- MATERIAL FOR THE TASK -

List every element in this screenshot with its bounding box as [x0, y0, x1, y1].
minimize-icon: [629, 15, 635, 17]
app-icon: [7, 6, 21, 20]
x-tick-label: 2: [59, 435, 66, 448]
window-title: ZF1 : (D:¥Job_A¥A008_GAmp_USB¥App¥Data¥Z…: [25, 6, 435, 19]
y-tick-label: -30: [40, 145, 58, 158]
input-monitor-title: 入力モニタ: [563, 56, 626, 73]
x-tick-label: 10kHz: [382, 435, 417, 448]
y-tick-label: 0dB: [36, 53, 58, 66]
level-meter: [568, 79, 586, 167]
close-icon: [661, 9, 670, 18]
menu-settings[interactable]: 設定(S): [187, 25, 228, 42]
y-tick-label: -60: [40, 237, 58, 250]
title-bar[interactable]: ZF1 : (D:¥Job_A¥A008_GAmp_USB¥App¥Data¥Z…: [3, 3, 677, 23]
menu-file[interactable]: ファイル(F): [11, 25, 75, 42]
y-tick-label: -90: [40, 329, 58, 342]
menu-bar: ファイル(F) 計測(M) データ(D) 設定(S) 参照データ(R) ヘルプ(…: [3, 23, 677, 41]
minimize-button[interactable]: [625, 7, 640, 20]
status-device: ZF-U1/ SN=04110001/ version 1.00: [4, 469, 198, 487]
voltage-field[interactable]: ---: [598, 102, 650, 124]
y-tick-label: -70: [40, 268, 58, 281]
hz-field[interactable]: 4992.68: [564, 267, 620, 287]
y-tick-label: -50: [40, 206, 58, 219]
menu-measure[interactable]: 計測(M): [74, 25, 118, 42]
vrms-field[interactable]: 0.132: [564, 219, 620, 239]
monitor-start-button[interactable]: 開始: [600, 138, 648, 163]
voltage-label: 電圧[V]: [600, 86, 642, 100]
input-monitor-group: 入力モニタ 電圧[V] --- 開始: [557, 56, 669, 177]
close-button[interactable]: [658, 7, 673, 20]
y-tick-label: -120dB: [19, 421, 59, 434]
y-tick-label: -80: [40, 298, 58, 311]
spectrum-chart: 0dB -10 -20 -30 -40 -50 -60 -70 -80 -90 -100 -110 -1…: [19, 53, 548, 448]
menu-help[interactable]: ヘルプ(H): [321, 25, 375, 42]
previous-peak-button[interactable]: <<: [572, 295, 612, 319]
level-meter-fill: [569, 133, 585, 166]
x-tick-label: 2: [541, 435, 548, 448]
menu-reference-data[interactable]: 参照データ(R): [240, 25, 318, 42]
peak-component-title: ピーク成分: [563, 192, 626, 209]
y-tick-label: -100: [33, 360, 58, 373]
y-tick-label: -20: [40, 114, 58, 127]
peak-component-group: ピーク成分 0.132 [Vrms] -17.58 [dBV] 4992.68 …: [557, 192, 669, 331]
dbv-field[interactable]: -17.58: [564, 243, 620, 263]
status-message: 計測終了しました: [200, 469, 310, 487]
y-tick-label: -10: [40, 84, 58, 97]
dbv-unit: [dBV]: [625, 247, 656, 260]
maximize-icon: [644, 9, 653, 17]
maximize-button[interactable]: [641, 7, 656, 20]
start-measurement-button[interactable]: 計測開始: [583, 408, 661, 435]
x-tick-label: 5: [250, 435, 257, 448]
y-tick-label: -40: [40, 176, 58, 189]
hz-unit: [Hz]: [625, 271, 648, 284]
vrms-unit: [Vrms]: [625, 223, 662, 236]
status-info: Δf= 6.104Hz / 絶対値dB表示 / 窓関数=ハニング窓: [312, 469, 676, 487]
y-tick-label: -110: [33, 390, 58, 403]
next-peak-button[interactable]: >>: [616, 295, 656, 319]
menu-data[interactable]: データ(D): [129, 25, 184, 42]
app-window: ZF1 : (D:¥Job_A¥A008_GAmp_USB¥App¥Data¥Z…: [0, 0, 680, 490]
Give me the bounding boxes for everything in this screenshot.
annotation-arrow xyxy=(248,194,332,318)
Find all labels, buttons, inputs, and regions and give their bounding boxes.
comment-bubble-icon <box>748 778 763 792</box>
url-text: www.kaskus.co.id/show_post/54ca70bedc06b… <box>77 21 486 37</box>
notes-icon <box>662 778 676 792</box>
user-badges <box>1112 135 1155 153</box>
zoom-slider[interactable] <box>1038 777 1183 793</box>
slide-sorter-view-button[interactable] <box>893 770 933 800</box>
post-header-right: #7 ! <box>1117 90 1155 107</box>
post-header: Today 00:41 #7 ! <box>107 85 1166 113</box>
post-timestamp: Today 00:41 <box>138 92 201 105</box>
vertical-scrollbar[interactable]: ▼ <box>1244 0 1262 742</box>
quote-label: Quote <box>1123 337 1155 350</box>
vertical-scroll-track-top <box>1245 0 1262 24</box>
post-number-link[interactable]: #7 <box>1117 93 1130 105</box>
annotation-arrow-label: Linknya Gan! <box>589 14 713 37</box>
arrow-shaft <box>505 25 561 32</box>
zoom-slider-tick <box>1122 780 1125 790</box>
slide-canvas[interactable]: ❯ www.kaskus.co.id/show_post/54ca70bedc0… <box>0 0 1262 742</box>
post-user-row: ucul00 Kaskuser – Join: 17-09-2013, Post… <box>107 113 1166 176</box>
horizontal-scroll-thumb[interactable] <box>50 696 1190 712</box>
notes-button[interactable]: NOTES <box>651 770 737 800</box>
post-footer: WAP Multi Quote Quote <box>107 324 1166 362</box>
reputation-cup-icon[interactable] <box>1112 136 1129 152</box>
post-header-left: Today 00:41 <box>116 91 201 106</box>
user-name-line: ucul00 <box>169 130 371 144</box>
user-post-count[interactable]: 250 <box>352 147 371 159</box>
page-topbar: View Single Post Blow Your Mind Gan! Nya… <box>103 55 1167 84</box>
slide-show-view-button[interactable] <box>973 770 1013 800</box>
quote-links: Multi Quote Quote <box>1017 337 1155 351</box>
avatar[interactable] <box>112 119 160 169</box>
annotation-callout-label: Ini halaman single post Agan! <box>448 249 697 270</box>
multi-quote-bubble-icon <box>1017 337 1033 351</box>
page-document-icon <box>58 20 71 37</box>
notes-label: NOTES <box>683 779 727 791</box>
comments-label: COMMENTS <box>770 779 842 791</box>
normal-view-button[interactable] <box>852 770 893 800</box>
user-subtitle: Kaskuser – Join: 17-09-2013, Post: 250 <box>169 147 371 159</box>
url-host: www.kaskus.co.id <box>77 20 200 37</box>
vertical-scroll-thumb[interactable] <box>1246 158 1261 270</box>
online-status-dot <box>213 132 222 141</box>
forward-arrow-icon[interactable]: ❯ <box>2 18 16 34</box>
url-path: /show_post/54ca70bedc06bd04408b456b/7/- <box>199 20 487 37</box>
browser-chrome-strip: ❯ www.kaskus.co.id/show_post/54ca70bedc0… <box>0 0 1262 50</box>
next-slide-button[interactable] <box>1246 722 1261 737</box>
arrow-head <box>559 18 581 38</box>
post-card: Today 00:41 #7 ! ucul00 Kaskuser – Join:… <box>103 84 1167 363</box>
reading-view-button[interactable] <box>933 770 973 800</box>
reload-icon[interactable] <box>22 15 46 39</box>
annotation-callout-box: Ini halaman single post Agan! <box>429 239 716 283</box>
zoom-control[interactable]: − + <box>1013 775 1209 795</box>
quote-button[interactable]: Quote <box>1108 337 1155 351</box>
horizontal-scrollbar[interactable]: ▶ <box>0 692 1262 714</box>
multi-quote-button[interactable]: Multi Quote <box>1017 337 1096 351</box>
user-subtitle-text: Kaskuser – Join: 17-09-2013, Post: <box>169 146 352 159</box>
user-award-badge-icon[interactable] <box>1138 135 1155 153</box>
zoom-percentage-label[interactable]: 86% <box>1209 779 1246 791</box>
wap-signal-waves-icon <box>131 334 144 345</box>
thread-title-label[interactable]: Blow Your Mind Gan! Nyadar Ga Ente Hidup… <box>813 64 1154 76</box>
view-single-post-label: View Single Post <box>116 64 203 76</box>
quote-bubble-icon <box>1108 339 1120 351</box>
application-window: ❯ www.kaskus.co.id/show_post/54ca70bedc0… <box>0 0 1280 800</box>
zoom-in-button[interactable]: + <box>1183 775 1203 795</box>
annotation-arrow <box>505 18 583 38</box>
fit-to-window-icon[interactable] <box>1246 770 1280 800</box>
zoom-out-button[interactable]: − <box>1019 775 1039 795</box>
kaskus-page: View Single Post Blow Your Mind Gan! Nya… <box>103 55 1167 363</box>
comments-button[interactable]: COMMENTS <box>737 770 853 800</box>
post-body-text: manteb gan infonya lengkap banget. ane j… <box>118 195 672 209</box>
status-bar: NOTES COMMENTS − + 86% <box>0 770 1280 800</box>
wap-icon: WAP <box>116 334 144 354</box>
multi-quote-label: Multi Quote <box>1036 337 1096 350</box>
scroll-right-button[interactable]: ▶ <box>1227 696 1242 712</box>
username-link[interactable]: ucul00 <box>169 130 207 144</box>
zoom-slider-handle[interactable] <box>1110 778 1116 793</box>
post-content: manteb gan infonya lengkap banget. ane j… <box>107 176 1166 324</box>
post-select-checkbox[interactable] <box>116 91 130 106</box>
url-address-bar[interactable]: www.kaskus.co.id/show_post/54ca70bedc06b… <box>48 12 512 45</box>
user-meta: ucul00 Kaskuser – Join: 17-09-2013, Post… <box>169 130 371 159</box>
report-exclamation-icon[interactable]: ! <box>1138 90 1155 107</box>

- INSTRUCTIONS TO FOLLOW -
Please rewrite the items from their start through the line containing "y-tick-label: -60: [40, 237, 58, 250]", substituting "x-axis-label" for "x-tick-label" and leaving everything else as it is.

- THE RESULT -
List every element in this screenshot with its bounding box as [x0, y0, x1, y1].
minimize-icon: [629, 15, 635, 17]
app-icon: [7, 6, 21, 20]
x-axis-label: 2: [59, 435, 66, 448]
window-title: ZF1 : (D:¥Job_A¥A008_GAmp_USB¥App¥Data¥Z…: [25, 6, 435, 19]
y-tick-label: -30: [40, 145, 58, 158]
input-monitor-title: 入力モニタ: [563, 56, 626, 73]
x-axis-label: 10kHz: [382, 435, 417, 448]
y-tick-label: 0dB: [36, 53, 58, 66]
level-meter: [568, 79, 586, 167]
close-icon: [661, 9, 670, 18]
menu-settings[interactable]: 設定(S): [187, 25, 228, 42]
y-tick-label: -60: [40, 237, 58, 250]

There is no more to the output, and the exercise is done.